BEGIN Provided records

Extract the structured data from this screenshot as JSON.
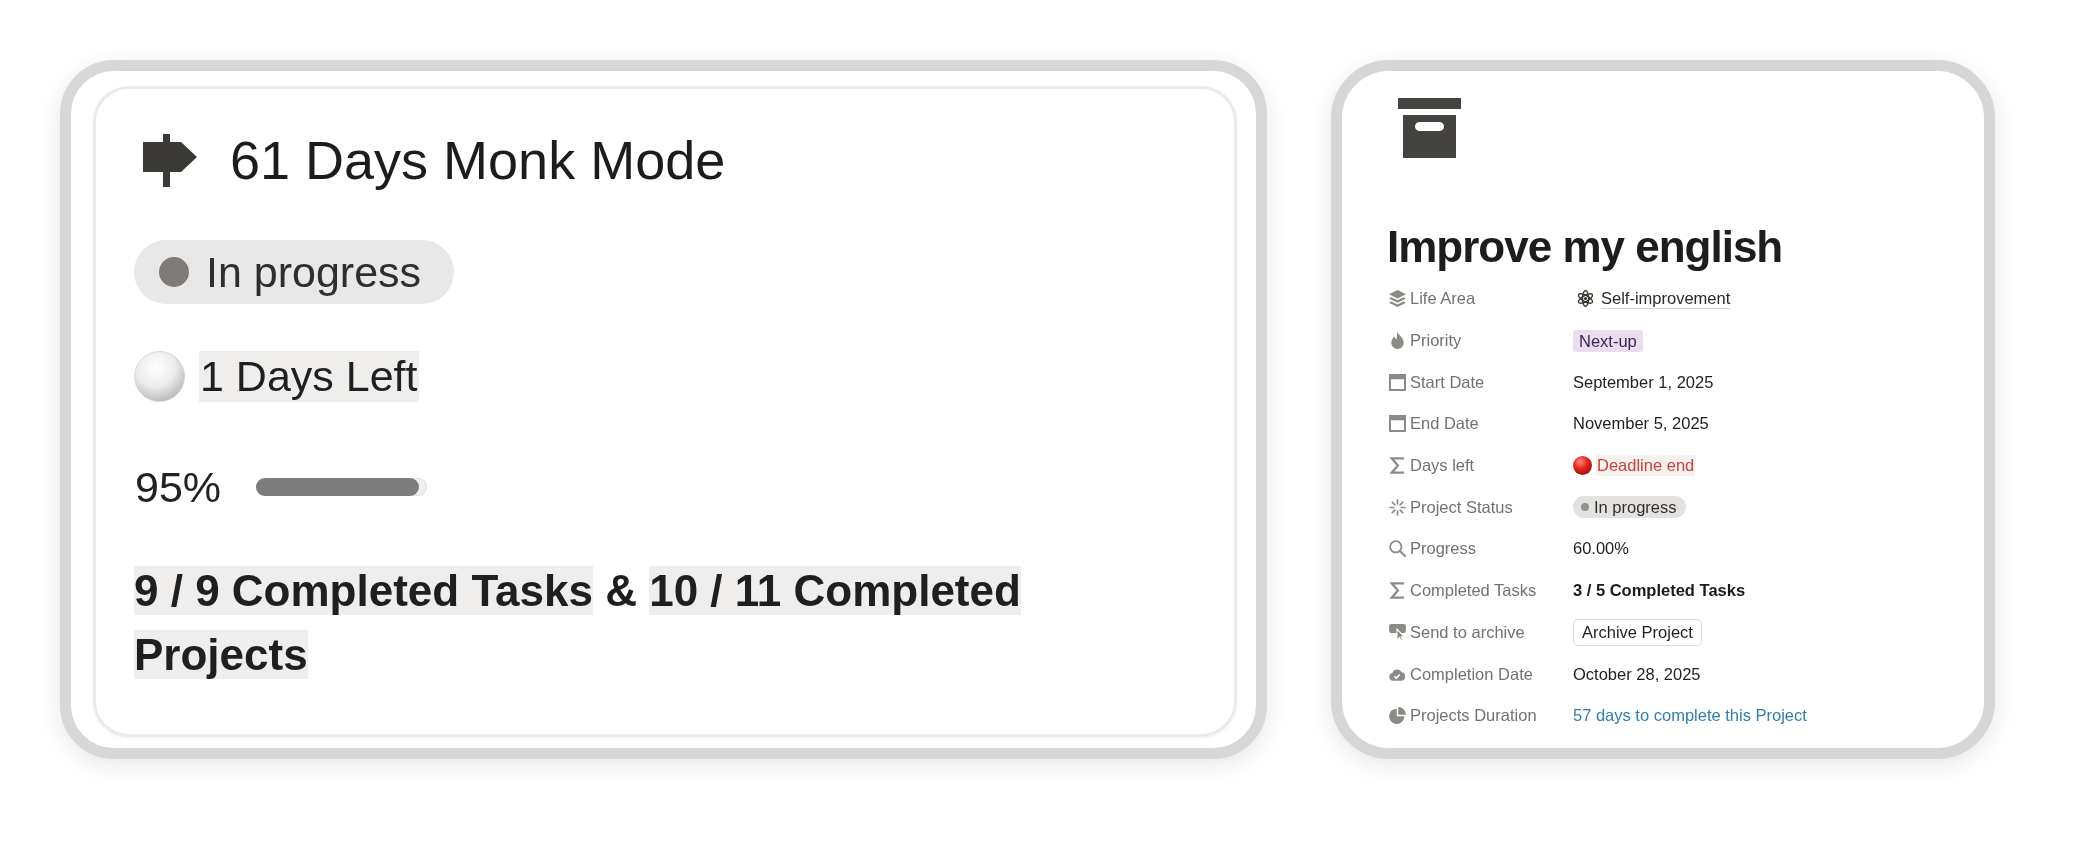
{
  "project_card": {
    "title": "61 Days Monk Mode",
    "status": "In progress",
    "days_left": {
      "text": "1 Days Left",
      "highlighted": true
    },
    "progress": {
      "reading": "95%",
      "level": 0.95
    },
    "summary": [
      {
        "text": "9 / 9 Completed Tasks",
        "highlighted": true
      },
      {
        "text": "&",
        "highlighted": false
      },
      {
        "text": "10 / 11 Completed Projects",
        "highlighted": true
      }
    ]
  },
  "project_page": {
    "title": "Improve my english",
    "properties": [
      {
        "label": "Life Area",
        "kind": "relation",
        "value": "Self-improvement"
      },
      {
        "label": "Priority",
        "kind": "tag",
        "value": "Next-up"
      },
      {
        "label": "Start Date",
        "kind": "text",
        "value": "September 1, 2025"
      },
      {
        "label": "End Date",
        "kind": "text",
        "value": "November 5, 2025"
      },
      {
        "label": "Days left",
        "kind": "alert",
        "value": "Deadline end"
      },
      {
        "label": "Project Status",
        "kind": "status",
        "value": "In progress"
      },
      {
        "label": "Progress",
        "kind": "text",
        "value": "60.00%"
      },
      {
        "label": "Completed Tasks",
        "kind": "bold",
        "value": "3 / 5 Completed Tasks"
      },
      {
        "label": "Send to archive",
        "kind": "button",
        "value": "Archive Project"
      },
      {
        "label": "Completion Date",
        "kind": "text",
        "value": "October 28, 2025"
      },
      {
        "label": "Projects Duration",
        "kind": "accent",
        "value": "57 days to complete this Project"
      }
    ]
  }
}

END Provided records

What the task requires = Go through the records and show every line with the string "Date" in it.

Finished exercise =
        "label": "Start Date",
        "label": "End Date",
        "label": "Completion Date",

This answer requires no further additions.